What you have to do: Comb through the entries for "name" and pull out each line that holds it.

[start Supplied records]

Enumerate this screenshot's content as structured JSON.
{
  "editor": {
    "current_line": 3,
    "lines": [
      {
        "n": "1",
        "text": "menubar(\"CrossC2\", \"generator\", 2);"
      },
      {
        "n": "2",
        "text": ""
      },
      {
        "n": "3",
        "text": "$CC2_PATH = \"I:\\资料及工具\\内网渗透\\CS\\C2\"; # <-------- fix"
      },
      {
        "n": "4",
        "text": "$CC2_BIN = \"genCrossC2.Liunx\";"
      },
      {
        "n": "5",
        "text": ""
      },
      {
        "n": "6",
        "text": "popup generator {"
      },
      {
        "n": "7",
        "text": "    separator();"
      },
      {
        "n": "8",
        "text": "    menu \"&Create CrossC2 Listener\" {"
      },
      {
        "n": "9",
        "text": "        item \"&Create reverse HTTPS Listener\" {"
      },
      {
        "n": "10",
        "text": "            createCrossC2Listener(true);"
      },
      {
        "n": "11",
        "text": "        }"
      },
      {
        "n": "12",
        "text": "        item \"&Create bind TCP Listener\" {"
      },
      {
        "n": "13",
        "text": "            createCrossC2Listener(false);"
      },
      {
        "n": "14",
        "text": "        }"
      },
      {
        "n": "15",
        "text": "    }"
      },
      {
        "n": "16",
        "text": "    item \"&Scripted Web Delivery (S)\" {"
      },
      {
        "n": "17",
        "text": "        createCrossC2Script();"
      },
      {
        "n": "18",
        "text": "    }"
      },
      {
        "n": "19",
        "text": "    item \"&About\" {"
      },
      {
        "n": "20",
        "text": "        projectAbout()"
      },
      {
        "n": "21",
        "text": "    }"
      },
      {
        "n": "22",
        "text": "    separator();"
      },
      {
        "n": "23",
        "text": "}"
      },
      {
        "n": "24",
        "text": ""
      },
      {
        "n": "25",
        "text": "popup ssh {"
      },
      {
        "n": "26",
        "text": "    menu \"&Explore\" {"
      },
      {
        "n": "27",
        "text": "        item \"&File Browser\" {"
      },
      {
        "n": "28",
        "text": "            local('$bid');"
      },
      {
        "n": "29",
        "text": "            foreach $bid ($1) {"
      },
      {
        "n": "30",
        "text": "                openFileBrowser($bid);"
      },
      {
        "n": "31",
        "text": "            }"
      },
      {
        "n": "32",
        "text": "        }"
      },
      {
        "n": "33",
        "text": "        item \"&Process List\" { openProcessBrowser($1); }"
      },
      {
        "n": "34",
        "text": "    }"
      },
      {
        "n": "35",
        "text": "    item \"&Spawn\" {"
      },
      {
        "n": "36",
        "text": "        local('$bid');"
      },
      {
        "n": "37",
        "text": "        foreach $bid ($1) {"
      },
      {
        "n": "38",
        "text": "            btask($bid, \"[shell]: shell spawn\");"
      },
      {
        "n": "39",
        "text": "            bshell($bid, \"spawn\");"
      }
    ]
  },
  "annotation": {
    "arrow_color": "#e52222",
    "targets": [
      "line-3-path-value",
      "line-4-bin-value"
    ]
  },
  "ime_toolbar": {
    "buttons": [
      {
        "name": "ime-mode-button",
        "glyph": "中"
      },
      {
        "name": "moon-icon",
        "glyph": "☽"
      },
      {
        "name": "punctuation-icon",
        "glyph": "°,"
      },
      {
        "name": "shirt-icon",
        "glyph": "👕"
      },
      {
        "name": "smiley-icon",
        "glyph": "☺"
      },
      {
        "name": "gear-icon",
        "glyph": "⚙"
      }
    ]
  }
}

[end Supplied records]

Written solution:
        "name": "ime-mode-button",
        "name": "moon-icon",
        "name": "punctuation-icon",
        "name": "shirt-icon",
        "name": "smiley-icon",
        "name": "gear-icon",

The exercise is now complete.